→ **What you need to do**
Print out every record exactly as it appears.
────────────────────────────────────────
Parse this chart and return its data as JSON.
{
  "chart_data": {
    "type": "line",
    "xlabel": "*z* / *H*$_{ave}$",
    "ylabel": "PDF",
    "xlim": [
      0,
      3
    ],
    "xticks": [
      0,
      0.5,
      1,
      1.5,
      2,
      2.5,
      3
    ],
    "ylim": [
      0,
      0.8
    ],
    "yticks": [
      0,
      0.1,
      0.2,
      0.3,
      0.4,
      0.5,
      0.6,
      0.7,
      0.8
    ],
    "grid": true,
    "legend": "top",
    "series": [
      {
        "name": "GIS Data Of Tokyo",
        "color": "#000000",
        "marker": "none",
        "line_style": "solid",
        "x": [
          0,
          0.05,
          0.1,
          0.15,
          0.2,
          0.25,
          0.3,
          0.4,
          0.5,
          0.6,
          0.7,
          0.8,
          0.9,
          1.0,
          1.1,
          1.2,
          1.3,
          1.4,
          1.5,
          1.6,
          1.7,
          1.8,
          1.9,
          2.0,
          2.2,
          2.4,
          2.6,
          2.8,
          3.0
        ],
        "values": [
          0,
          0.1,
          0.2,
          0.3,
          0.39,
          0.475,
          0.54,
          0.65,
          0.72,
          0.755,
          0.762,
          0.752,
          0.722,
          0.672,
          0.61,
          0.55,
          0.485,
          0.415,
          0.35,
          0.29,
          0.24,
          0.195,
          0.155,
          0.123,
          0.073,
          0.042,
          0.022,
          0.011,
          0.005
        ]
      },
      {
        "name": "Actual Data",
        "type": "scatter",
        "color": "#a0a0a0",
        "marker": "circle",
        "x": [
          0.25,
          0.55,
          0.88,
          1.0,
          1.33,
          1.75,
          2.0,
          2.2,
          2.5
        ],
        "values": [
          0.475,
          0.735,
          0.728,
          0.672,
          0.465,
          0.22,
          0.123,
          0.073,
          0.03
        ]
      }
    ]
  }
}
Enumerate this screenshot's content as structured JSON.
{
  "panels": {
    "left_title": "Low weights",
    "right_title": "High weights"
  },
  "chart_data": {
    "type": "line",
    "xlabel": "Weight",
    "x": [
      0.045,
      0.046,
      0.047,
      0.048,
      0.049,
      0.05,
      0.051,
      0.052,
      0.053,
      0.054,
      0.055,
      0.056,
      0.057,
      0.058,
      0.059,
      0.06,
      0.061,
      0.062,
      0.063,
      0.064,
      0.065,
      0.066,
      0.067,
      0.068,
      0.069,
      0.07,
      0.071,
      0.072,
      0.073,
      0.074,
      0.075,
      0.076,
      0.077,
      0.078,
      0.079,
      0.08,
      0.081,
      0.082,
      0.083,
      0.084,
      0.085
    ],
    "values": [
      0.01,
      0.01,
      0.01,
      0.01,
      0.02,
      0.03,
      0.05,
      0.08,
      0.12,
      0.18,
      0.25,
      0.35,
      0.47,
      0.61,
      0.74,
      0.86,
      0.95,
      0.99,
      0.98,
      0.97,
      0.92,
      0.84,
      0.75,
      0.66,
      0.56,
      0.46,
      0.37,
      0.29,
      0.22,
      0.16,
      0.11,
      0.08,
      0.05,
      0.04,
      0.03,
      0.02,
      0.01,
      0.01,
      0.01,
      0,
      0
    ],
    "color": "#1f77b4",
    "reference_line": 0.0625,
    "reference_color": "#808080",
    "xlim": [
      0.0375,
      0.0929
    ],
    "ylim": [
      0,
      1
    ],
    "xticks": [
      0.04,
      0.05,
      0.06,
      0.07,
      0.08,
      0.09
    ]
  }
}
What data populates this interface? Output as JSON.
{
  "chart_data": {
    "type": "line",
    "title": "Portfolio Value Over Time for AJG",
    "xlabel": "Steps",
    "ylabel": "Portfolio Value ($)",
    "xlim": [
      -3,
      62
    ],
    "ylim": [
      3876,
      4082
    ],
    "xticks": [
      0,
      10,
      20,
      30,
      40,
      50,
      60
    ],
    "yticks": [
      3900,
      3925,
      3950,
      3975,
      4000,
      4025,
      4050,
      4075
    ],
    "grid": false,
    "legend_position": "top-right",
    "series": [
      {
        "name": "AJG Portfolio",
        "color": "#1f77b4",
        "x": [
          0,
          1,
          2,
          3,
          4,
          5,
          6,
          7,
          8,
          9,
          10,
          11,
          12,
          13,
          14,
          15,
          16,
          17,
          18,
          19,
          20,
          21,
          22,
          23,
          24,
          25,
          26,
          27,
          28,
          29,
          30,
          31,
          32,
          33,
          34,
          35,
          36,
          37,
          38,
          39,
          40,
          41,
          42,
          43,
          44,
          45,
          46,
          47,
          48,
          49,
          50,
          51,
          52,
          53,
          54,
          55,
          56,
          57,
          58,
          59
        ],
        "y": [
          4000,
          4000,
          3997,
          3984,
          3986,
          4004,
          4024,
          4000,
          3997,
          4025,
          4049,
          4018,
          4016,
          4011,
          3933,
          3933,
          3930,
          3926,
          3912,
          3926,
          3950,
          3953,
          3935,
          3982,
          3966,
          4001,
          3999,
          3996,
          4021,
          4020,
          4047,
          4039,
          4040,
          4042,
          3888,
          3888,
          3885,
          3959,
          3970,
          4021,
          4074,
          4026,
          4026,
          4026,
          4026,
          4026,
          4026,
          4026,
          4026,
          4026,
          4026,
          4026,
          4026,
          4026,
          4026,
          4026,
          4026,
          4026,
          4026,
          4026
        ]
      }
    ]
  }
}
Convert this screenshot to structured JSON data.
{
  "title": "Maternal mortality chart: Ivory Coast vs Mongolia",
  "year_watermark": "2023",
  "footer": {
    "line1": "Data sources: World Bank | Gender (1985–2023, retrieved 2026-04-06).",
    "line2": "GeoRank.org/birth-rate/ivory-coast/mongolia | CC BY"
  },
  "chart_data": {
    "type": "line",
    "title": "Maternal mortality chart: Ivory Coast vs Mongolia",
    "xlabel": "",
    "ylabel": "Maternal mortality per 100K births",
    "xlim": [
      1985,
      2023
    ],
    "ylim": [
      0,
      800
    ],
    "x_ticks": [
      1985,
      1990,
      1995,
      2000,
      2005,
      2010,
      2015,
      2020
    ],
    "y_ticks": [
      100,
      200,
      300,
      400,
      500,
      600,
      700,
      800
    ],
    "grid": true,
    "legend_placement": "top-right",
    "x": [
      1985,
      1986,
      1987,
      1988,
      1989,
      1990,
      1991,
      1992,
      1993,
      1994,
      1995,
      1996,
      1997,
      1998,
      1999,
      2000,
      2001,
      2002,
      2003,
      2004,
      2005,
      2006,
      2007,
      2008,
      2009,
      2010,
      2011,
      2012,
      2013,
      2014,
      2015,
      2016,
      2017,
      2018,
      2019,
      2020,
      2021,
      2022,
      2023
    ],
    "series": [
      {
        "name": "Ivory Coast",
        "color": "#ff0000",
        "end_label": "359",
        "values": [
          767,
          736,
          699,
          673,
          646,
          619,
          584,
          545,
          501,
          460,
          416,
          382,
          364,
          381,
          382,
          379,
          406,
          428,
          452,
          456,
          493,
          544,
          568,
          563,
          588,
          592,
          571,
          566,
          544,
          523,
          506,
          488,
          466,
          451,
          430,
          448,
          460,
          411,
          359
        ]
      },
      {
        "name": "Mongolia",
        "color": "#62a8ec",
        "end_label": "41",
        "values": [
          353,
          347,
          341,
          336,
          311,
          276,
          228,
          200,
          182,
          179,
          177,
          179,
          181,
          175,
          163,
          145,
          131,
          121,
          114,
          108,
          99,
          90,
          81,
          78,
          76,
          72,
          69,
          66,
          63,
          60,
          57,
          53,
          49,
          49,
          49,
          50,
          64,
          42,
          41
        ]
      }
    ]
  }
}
────────────────────────────────────────
→ **Reply**
Parse this chart and return its data as JSON.
{
  "chart_data": {
    "type": "line",
    "xlabel": "*z* / *H*$_{ave}$",
    "ylabel": "PDF",
    "xlim": [
      0,
      3
    ],
    "xticks": [
      0,
      0.5,
      1,
      1.5,
      2,
      2.5,
      3
    ],
    "ylim": [
      0,
      0.8
    ],
    "yticks": [
      0,
      0.1,
      0.2,
      0.3,
      0.4,
      0.5,
      0.6,
      0.7,
      0.8
    ],
    "grid": true,
    "legend": "top",
    "series": [
      {
        "name": "GIS Data Of Tokyo",
        "color": "#000000",
        "marker": "none",
        "line_style": "solid",
        "x": [
          0,
          0.05,
          0.1,
          0.15,
          0.2,
          0.25,
          0.3,
          0.4,
          0.5,
          0.6,
          0.7,
          0.8,
          0.9,
          1.0,
          1.1,
          1.2,
          1.3,
          1.4,
          1.5,
          1.6,
          1.7,
          1.8,
          1.9,
          2.0,
          2.2,
          2.4,
          2.6,
          2.8,
          3.0
        ],
        "values": [
          0,
          0.1,
          0.2,
          0.3,
          0.39,
          0.475,
          0.54,
          0.65,
          0.72,
          0.755,
          0.762,
          0.752,
          0.722,
          0.672,
          0.61,
          0.55,
          0.485,
          0.415,
          0.35,
          0.29,
          0.24,
          0.195,
          0.155,
          0.123,
          0.073,
          0.042,
          0.022,
          0.011,
          0.005
        ]
      },
      {
        "name": "Actual Data",
        "type": "scatter",
        "color": "#a0a0a0",
        "marker": "circle",
        "x": [
          0.25,
          0.55,
          0.88,
          1.0,
          1.33,
          1.75,
          2.0,
          2.2,
          2.5
        ],
        "values": [
          0.475,
          0.735,
          0.728,
          0.672,
          0.465,
          0.22,
          0.123,
          0.073,
          0.03
        ]
      }
    ]
  }
}
Enumerate this screenshot's content as structured JSON.
{
  "panels": {
    "left_title": "Low weights",
    "right_title": "High weights"
  },
  "chart_data": {
    "type": "line",
    "xlabel": "Weight",
    "x": [
      0.045,
      0.046,
      0.047,
      0.048,
      0.049,
      0.05,
      0.051,
      0.052,
      0.053,
      0.054,
      0.055,
      0.056,
      0.057,
      0.058,
      0.059,
      0.06,
      0.061,
      0.062,
      0.063,
      0.064,
      0.065,
      0.066,
      0.067,
      0.068,
      0.069,
      0.07,
      0.071,
      0.072,
      0.073,
      0.074,
      0.075,
      0.076,
      0.077,
      0.078,
      0.079,
      0.08,
      0.081,
      0.082,
      0.083,
      0.084,
      0.085
    ],
    "values": [
      0.01,
      0.01,
      0.01,
      0.01,
      0.02,
      0.03,
      0.05,
      0.08,
      0.12,
      0.18,
      0.25,
      0.35,
      0.47,
      0.61,
      0.74,
      0.86,
      0.95,
      0.99,
      0.98,
      0.97,
      0.92,
      0.84,
      0.75,
      0.66,
      0.56,
      0.46,
      0.37,
      0.29,
      0.22,
      0.16,
      0.11,
      0.08,
      0.05,
      0.04,
      0.03,
      0.02,
      0.01,
      0.01,
      0.01,
      0,
      0
    ],
    "color": "#1f77b4",
    "reference_line": 0.0625,
    "reference_color": "#808080",
    "xlim": [
      0.0375,
      0.0929
    ],
    "ylim": [
      0,
      1
    ],
    "xticks": [
      0.04,
      0.05,
      0.06,
      0.07,
      0.08,
      0.09
    ]
  }
}
What data populates this interface? Output as JSON.
{
  "chart_data": {
    "type": "line",
    "title": "Portfolio Value Over Time for AJG",
    "xlabel": "Steps",
    "ylabel": "Portfolio Value ($)",
    "xlim": [
      -3,
      62
    ],
    "ylim": [
      3876,
      4082
    ],
    "xticks": [
      0,
      10,
      20,
      30,
      40,
      50,
      60
    ],
    "yticks": [
      3900,
      3925,
      3950,
      3975,
      4000,
      4025,
      4050,
      4075
    ],
    "grid": false,
    "legend_position": "top-right",
    "series": [
      {
        "name": "AJG Portfolio",
        "color": "#1f77b4",
        "x": [
          0,
          1,
          2,
          3,
          4,
          5,
          6,
          7,
          8,
          9,
          10,
          11,
          12,
          13,
          14,
          15,
          16,
          17,
          18,
          19,
          20,
          21,
          22,
          23,
          24,
          25,
          26,
          27,
          28,
          29,
          30,
          31,
          32,
          33,
          34,
          35,
          36,
          37,
          38,
          39,
          40,
          41,
          42,
          43,
          44,
          45,
          46,
          47,
          48,
          49,
          50,
          51,
          52,
          53,
          54,
          55,
          56,
          57,
          58,
          59
        ],
        "y": [
          4000,
          4000,
          3997,
          3984,
          3986,
          4004,
          4024,
          4000,
          3997,
          4025,
          4049,
          4018,
          4016,
          4011,
          3933,
          3933,
          3930,
          3926,
          3912,
          3926,
          3950,
          3953,
          3935,
          3982,
          3966,
          4001,
          3999,
          3996,
          4021,
          4020,
          4047,
          4039,
          4040,
          4042,
          3888,
          3888,
          3885,
          3959,
          3970,
          4021,
          4074,
          4026,
          4026,
          4026,
          4026,
          4026,
          4026,
          4026,
          4026,
          4026,
          4026,
          4026,
          4026,
          4026,
          4026,
          4026,
          4026,
          4026,
          4026,
          4026
        ]
      }
    ]
  }
}
Convert this screenshot to structured JSON data.
{
  "title": "Maternal mortality chart: Ivory Coast vs Mongolia",
  "year_watermark": "2023",
  "footer": {
    "line1": "Data sources: World Bank | Gender (1985–2023, retrieved 2026-04-06).",
    "line2": "GeoRank.org/birth-rate/ivory-coast/mongolia | CC BY"
  },
  "chart_data": {
    "type": "line",
    "title": "Maternal mortality chart: Ivory Coast vs Mongolia",
    "xlabel": "",
    "ylabel": "Maternal mortality per 100K births",
    "xlim": [
      1985,
      2023
    ],
    "ylim": [
      0,
      800
    ],
    "x_ticks": [
      1985,
      1990,
      1995,
      2000,
      2005,
      2010,
      2015,
      2020
    ],
    "y_ticks": [
      100,
      200,
      300,
      400,
      500,
      600,
      700,
      800
    ],
    "grid": true,
    "legend_placement": "top-right",
    "x": [
      1985,
      1986,
      1987,
      1988,
      1989,
      1990,
      1991,
      1992,
      1993,
      1994,
      1995,
      1996,
      1997,
      1998,
      1999,
      2000,
      2001,
      2002,
      2003,
      2004,
      2005,
      2006,
      2007,
      2008,
      2009,
      2010,
      2011,
      2012,
      2013,
      2014,
      2015,
      2016,
      2017,
      2018,
      2019,
      2020,
      2021,
      2022,
      2023
    ],
    "series": [
      {
        "name": "Ivory Coast",
        "color": "#ff0000",
        "end_label": "359",
        "values": [
          767,
          736,
          699,
          673,
          646,
          619,
          584,
          545,
          501,
          460,
          416,
          382,
          364,
          381,
          382,
          379,
          406,
          428,
          452,
          456,
          493,
          544,
          568,
          563,
          588,
          592,
          571,
          566,
          544,
          523,
          506,
          488,
          466,
          451,
          430,
          448,
          460,
          411,
          359
        ]
      },
      {
        "name": "Mongolia",
        "color": "#62a8ec",
        "end_label": "41",
        "values": [
          353,
          347,
          341,
          336,
          311,
          276,
          228,
          200,
          182,
          179,
          177,
          179,
          181,
          175,
          163,
          145,
          131,
          121,
          114,
          108,
          99,
          90,
          81,
          78,
          76,
          72,
          69,
          66,
          63,
          60,
          57,
          53,
          49,
          49,
          49,
          50,
          64,
          42,
          41
        ]
      }
    ]
  }
}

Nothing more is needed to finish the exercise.